MATERIAL FOR THE TASK:
****

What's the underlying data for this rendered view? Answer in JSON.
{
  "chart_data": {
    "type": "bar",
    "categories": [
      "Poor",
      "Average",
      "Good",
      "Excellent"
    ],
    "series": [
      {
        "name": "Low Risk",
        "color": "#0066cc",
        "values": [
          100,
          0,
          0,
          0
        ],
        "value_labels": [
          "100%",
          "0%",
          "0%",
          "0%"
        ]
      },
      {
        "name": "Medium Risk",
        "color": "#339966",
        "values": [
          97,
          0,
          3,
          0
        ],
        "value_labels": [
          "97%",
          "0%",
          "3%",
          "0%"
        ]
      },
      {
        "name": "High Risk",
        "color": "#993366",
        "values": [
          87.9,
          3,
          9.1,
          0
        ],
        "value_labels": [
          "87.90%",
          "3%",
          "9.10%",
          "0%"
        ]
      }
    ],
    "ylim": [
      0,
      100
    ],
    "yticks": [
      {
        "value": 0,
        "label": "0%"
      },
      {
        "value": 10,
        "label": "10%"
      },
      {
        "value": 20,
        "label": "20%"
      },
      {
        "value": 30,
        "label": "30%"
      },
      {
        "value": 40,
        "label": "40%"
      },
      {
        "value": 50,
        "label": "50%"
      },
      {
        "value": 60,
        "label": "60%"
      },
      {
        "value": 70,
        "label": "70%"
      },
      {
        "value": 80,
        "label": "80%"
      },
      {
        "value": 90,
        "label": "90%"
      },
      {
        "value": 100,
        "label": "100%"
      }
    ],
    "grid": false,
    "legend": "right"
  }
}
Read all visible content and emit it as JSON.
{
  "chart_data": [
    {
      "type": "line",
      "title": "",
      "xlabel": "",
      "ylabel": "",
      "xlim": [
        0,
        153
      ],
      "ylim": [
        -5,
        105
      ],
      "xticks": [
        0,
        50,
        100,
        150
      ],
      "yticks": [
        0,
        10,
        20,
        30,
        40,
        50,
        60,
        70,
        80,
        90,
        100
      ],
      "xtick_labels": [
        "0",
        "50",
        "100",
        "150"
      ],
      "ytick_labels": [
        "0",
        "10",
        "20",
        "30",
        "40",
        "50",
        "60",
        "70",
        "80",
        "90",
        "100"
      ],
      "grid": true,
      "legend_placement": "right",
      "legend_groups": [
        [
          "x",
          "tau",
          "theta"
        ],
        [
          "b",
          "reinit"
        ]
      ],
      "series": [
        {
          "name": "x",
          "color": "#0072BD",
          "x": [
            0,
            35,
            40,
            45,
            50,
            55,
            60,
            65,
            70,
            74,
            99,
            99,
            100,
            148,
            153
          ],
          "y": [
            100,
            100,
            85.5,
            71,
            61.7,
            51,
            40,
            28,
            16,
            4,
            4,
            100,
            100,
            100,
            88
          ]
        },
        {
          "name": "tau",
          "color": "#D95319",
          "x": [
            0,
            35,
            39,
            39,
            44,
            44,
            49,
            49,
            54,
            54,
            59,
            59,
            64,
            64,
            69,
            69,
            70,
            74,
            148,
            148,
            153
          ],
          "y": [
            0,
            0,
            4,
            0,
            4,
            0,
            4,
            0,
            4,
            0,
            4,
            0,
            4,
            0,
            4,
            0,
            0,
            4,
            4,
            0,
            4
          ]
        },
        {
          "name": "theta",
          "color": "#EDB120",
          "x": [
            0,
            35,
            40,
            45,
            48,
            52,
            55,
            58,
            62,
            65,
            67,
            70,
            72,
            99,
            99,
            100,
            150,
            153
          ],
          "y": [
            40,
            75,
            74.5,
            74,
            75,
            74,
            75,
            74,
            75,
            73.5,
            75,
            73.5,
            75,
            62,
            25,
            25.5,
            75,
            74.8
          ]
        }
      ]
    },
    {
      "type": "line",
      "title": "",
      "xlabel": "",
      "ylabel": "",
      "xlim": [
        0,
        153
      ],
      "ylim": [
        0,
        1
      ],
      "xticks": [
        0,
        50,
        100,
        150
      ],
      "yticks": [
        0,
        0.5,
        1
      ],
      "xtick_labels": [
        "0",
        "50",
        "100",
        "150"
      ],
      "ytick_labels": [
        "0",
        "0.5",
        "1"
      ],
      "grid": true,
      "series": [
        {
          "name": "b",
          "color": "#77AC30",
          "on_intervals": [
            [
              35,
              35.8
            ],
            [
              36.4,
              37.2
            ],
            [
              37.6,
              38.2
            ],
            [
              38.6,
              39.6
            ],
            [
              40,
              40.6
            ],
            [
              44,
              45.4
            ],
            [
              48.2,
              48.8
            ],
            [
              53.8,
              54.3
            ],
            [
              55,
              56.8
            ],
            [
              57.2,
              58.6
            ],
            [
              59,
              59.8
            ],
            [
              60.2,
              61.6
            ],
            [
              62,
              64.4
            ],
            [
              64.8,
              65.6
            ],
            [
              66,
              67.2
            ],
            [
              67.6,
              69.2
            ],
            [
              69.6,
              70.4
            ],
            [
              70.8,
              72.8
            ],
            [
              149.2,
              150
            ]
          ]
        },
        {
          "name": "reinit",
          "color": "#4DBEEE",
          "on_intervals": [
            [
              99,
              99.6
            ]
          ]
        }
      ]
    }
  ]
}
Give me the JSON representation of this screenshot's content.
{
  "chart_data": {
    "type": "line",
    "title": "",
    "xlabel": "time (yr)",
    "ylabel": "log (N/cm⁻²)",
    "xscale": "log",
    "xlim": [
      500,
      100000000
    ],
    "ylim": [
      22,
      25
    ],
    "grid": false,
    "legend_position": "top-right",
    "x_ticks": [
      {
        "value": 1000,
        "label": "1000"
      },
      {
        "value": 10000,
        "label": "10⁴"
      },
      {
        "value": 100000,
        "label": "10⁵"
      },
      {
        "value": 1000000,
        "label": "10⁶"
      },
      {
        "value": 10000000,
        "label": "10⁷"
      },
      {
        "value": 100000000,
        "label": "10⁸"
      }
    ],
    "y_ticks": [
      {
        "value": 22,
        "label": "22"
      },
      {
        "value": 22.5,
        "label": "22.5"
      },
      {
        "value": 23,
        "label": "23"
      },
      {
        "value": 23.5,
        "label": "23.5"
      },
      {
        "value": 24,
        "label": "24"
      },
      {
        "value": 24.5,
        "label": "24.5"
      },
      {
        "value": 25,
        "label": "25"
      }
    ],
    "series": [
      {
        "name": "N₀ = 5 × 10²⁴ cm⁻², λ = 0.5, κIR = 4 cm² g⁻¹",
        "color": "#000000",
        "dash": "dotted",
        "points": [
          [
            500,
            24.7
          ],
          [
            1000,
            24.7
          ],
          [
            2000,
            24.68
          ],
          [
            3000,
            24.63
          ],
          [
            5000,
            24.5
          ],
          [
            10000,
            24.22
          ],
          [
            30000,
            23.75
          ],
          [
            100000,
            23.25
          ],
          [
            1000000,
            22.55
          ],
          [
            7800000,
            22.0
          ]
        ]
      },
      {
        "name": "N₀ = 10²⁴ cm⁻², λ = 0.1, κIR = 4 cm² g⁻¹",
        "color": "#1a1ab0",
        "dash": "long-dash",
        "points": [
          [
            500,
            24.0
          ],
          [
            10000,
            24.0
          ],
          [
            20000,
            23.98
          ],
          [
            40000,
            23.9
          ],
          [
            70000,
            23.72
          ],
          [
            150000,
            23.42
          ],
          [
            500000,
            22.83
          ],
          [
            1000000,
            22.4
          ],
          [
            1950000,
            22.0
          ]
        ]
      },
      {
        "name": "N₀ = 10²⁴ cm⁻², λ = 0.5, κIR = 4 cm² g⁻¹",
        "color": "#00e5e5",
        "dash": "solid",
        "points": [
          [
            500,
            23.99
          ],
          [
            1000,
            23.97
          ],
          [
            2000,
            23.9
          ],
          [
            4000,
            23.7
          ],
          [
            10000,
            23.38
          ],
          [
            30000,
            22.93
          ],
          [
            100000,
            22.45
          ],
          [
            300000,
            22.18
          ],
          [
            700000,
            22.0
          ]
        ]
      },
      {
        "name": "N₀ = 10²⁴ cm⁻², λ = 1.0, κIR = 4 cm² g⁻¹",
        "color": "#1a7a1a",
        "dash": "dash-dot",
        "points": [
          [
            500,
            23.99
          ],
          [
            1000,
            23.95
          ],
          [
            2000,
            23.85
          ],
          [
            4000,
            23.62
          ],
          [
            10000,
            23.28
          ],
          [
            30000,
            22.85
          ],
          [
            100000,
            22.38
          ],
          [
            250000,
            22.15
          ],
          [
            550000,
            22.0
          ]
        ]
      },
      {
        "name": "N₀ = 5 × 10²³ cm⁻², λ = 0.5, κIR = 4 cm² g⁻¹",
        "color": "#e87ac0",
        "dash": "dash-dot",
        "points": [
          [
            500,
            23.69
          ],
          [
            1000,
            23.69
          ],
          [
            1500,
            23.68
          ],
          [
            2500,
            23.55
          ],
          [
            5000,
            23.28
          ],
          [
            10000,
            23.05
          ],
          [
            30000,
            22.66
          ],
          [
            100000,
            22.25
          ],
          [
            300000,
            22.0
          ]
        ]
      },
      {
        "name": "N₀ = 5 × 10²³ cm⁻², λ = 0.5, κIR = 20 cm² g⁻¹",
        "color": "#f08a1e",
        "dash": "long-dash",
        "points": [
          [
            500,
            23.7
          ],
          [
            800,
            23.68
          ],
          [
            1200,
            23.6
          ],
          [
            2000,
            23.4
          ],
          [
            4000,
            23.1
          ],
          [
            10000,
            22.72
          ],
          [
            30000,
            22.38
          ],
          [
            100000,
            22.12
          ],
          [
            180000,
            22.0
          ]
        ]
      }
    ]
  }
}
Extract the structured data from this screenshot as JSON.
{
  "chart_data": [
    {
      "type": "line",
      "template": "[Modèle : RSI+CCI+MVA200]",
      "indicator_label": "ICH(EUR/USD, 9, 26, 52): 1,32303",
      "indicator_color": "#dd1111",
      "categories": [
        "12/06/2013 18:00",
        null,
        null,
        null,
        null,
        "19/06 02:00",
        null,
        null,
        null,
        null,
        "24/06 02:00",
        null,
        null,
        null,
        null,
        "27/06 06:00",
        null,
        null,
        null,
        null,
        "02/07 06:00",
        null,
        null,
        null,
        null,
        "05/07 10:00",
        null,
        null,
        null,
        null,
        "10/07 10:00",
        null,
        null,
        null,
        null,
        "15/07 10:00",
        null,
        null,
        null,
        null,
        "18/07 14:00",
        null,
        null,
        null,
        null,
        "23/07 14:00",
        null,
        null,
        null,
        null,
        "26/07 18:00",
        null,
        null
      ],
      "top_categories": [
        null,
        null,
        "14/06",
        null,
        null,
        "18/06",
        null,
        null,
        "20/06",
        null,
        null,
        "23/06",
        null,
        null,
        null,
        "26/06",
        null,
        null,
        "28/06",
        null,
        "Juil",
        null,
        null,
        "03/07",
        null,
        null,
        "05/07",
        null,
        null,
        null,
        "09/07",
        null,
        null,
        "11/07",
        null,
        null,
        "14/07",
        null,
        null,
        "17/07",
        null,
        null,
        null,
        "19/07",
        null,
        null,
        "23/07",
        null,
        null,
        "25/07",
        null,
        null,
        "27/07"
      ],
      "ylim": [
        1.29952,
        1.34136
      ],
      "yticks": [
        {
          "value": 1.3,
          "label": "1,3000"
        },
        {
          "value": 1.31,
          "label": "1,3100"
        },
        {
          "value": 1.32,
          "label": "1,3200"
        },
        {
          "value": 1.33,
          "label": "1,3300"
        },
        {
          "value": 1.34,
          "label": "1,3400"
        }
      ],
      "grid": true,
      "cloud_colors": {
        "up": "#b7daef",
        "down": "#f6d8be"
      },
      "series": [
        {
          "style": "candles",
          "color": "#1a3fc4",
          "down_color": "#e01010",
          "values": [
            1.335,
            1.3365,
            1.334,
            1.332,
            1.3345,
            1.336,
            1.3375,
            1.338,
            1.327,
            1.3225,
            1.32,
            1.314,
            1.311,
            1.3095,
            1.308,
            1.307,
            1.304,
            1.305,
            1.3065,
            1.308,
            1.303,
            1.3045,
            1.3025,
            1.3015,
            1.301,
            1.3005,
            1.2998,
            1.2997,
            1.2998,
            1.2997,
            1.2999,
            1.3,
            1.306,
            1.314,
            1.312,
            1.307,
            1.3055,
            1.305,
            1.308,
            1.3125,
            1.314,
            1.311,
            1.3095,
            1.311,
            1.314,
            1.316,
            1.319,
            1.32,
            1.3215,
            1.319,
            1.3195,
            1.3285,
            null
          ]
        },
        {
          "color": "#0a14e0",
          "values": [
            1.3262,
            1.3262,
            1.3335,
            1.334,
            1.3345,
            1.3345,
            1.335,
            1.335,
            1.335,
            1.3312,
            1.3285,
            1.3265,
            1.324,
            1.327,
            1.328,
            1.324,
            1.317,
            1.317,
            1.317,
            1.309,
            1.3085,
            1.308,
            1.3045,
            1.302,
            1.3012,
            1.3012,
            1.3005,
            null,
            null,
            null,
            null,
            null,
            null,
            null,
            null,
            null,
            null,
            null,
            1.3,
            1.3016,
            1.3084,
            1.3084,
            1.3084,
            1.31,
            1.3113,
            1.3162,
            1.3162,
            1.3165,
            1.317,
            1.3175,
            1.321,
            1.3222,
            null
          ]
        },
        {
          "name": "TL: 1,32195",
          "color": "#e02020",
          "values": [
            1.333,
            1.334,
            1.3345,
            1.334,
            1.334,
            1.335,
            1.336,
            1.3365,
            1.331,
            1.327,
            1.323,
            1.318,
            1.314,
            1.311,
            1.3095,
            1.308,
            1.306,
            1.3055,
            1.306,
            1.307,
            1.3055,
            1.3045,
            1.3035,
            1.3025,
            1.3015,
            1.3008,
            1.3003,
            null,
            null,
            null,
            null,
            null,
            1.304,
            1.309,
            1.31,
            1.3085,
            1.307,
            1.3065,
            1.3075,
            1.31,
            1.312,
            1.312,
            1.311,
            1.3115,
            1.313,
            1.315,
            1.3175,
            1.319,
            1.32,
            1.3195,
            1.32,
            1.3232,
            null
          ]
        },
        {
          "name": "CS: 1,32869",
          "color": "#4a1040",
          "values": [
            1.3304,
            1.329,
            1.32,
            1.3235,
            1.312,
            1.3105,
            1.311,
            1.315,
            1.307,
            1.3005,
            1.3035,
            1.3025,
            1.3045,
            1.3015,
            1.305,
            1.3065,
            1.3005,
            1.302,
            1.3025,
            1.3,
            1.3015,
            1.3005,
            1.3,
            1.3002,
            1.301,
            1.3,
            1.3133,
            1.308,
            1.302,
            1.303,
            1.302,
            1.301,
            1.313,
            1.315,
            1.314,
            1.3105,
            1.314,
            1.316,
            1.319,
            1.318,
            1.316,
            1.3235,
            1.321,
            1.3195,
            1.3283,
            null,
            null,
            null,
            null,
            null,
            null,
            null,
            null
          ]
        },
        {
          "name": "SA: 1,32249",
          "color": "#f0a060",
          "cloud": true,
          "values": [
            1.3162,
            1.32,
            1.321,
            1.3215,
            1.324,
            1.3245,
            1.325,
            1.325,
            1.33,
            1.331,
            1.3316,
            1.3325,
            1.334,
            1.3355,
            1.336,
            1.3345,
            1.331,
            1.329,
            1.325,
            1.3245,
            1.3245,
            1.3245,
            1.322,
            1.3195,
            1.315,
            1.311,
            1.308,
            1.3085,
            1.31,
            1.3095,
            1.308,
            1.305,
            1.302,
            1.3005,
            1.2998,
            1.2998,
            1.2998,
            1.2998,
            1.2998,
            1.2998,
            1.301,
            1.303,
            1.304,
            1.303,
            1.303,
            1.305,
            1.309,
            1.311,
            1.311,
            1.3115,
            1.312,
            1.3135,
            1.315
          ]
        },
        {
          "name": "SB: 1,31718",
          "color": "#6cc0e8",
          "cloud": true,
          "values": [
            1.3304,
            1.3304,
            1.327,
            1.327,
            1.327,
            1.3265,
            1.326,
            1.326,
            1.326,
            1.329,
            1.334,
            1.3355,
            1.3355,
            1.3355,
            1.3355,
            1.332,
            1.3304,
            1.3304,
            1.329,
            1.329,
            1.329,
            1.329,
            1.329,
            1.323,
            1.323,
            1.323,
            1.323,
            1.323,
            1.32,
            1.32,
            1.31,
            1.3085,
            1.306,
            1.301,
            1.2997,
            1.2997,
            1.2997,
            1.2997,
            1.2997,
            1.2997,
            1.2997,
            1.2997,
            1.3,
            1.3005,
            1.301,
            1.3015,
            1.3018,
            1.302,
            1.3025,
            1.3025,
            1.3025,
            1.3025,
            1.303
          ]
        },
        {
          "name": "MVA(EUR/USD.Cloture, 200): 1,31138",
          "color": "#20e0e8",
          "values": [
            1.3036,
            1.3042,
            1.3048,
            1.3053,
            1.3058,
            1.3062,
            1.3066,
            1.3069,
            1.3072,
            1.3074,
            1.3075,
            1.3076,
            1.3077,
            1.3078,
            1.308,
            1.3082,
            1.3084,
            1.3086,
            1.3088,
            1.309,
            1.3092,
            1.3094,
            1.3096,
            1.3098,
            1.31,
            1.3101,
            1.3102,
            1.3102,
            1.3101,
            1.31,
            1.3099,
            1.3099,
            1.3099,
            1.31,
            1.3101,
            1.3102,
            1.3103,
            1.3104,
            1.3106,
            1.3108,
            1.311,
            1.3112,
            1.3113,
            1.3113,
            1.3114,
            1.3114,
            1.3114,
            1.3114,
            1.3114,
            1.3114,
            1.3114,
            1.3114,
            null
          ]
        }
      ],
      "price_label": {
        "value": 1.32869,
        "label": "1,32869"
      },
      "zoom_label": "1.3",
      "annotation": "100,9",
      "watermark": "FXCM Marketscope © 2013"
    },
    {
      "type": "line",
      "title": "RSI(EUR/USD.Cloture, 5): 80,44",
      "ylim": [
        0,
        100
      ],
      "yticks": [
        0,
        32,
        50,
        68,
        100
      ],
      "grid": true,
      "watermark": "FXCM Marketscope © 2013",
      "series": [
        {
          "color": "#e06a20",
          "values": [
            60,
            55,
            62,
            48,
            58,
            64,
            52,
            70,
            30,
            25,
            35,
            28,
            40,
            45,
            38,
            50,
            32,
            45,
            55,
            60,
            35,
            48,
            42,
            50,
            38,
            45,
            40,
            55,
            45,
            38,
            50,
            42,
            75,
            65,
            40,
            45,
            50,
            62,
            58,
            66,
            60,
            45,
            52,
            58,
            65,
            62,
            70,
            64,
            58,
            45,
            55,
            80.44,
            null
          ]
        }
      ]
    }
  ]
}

****

EXERCISE OBJECTIVE: List all lines above in which the string "screenshot" appears.

CORRECT RESPONSE:
Give me the JSON representation of this screenshot's content.
Extract the structured data from this screenshot as JSON.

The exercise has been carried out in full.